REQUIRED ACTIONS
1. Could you reproduce the subscriber representations and warranties text word for word, in full?
2. Will you write out only the lines of the records between the one holding "colorbar-tick (1263, 859, 1264, 864)" and the one holding "colorbar-label: 100 (11, 866, 37, 881)", both included?

PAGE EXTRACT
- - - -

4. Subscriber Representations and Warranties. Subscriber represents and warrants to the Company that:
(a) Subscriber (i) is duly organized, validly existing and in good standing under the laws of its jurisdiction of incorporation or organization, and (ii) has the requisite power and authority to enter into and perform its obligations under this Subscription Agreement.
(b) This Subscription Agreement has been duly authorized, executed and delivered by Subscriber, and assuming the due authorization, execution and delivery of the same by the Company, this Subscription Agreement shall constitute the valid and legally binding obligation of Subscriber, enforceable against Subscriber in accordance with its terms, except as such enforceability may be limited by bankruptcy, insolvency, reorganization, moratorium and similar laws affecting creditors’ rights generally and by the availability of equitable remedies.

- - - -

INPUT ROWS

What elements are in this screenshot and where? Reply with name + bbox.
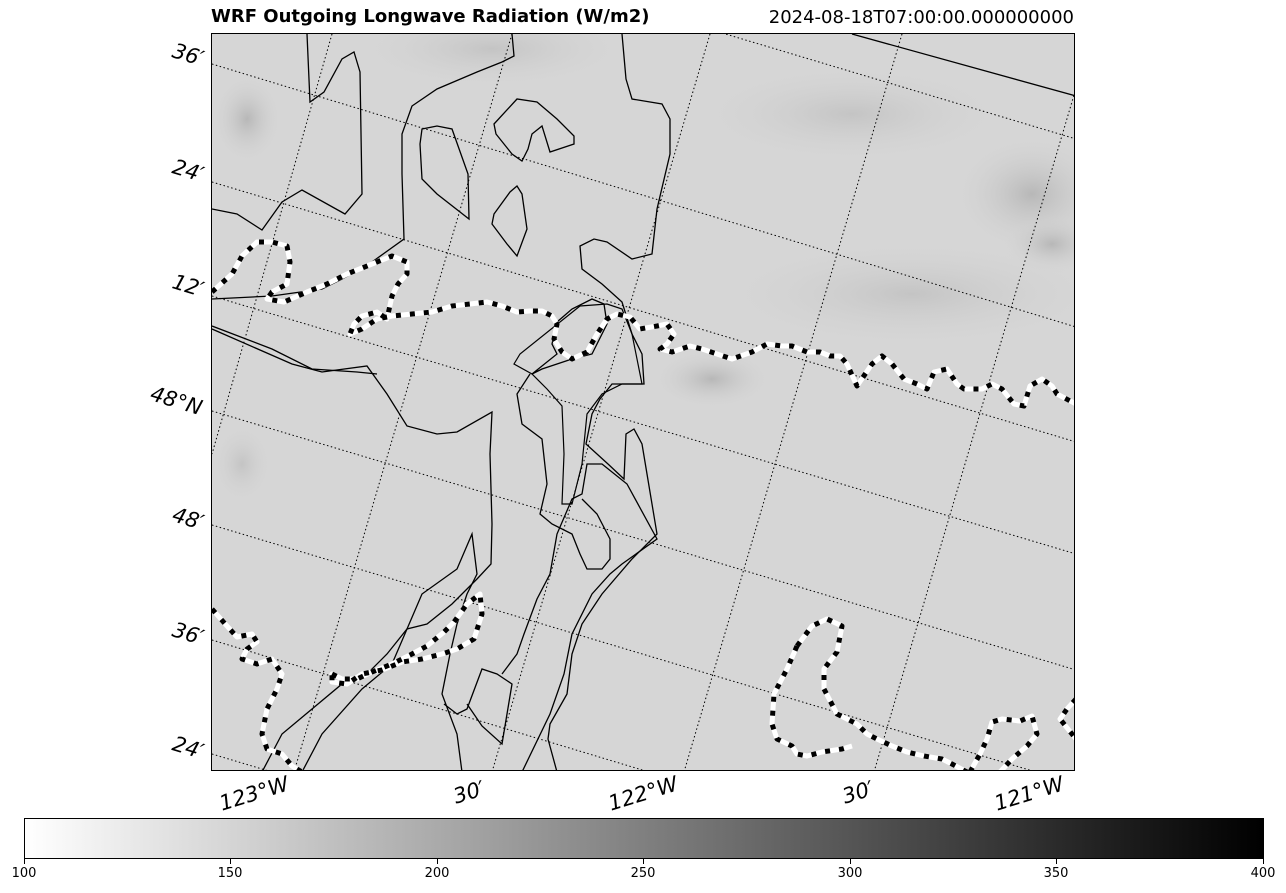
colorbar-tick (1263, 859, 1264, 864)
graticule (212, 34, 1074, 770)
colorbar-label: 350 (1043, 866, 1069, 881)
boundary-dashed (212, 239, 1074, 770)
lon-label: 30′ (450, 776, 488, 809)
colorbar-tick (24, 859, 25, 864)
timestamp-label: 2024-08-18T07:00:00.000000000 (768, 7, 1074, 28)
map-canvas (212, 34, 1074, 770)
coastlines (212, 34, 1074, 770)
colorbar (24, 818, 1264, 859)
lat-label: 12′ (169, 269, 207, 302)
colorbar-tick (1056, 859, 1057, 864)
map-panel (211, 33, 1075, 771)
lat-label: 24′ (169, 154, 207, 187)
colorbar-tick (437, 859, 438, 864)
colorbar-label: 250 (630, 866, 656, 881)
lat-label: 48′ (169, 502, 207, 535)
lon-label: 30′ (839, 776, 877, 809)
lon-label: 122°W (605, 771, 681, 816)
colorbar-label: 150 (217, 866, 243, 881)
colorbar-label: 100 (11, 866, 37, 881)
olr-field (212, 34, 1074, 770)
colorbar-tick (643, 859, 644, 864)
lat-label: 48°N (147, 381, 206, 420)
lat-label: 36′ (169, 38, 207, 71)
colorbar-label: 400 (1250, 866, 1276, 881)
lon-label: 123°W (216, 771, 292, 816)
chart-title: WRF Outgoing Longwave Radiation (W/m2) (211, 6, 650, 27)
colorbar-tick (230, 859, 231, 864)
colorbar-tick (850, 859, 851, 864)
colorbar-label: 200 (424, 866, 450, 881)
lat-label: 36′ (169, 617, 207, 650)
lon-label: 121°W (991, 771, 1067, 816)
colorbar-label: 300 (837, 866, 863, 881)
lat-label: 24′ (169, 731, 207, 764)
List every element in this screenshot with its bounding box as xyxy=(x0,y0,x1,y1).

- - - -

SOLUTIONS FOR EACH TASK
1.
4. Subscriber Representations and Warranties. Subscriber represents and warrants to the Company that:
(a) Subscriber (i) is duly organized, validly existing and in good standing under the laws of its jurisdiction of incorporation or organization, and (ii) has the requisite power and authority to enter into and perform its obligations under this Subscription Agreement.
(b) This Subscription Agreement has been duly authorized, executed and delivered by Subscriber, and assuming the due authorization, execution and delivery of the same by the Company, this Subscription Agreement shall constitute the valid and legally binding obligation of Subscriber, enforceable against Subscriber in accordance with its terms, except as such enforceability may be limited by bankruptcy, insolvency, reorganization, moratorium and similar laws affecting creditors’ rights generally and by the availability of equitable remedies.

2.
colorbar-tick (1263, 859, 1264, 864)
graticule (212, 34, 1074, 770)
colorbar-label: 350 (1043, 866, 1069, 881)
boundary-dashed (212, 239, 1074, 770)
lon-label: 30′ (450, 776, 488, 809)
colorbar-tick (24, 859, 25, 864)
timestamp-label: 2024-08-18T07:00:00.000000000 (768, 7, 1074, 28)
map-canvas (212, 34, 1074, 770)
coastlines (212, 34, 1074, 770)
colorbar (24, 818, 1264, 859)
lat-label: 12′ (169, 269, 207, 302)
colorbar-tick (1056, 859, 1057, 864)
map-panel (211, 33, 1075, 771)
lat-label: 24′ (169, 154, 207, 187)
colorbar-tick (437, 859, 438, 864)
colorbar-label: 250 (630, 866, 656, 881)
lat-label: 48′ (169, 502, 207, 535)
lon-label: 30′ (839, 776, 877, 809)
lon-label: 122°W (605, 771, 681, 816)
colorbar-label: 150 (217, 866, 243, 881)
colorbar-label: 100 (11, 866, 37, 881)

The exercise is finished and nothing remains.